— start of Source data —

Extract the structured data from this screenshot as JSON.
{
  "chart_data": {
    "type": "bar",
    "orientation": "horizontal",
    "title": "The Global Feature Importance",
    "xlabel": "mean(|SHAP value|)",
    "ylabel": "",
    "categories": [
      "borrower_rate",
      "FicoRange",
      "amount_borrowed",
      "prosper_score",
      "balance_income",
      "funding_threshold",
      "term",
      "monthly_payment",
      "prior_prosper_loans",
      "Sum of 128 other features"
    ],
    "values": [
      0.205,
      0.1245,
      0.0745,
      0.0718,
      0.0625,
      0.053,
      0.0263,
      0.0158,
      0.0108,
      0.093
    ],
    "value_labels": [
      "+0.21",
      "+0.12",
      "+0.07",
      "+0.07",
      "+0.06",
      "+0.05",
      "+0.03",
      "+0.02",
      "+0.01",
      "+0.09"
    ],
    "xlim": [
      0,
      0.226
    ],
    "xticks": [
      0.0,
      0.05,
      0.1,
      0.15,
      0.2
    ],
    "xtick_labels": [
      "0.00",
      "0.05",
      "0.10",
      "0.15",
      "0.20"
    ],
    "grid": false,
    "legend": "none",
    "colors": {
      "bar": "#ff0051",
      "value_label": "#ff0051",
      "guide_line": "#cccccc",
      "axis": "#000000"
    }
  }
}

— end of Source data —

Task goal —
Please give back all of the records exactly as written.

Written reply —
Extract the structured data from this screenshot as JSON.
{
  "chart_data": {
    "type": "bar",
    "orientation": "horizontal",
    "title": "The Global Feature Importance",
    "xlabel": "mean(|SHAP value|)",
    "ylabel": "",
    "categories": [
      "borrower_rate",
      "FicoRange",
      "amount_borrowed",
      "prosper_score",
      "balance_income",
      "funding_threshold",
      "term",
      "monthly_payment",
      "prior_prosper_loans",
      "Sum of 128 other features"
    ],
    "values": [
      0.205,
      0.1245,
      0.0745,
      0.0718,
      0.0625,
      0.053,
      0.0263,
      0.0158,
      0.0108,
      0.093
    ],
    "value_labels": [
      "+0.21",
      "+0.12",
      "+0.07",
      "+0.07",
      "+0.06",
      "+0.05",
      "+0.03",
      "+0.02",
      "+0.01",
      "+0.09"
    ],
    "xlim": [
      0,
      0.226
    ],
    "xticks": [
      0.0,
      0.05,
      0.1,
      0.15,
      0.2
    ],
    "xtick_labels": [
      "0.00",
      "0.05",
      "0.10",
      "0.15",
      "0.20"
    ],
    "grid": false,
    "legend": "none",
    "colors": {
      "bar": "#ff0051",
      "value_label": "#ff0051",
      "guide_line": "#cccccc",
      "axis": "#000000"
    }
  }
}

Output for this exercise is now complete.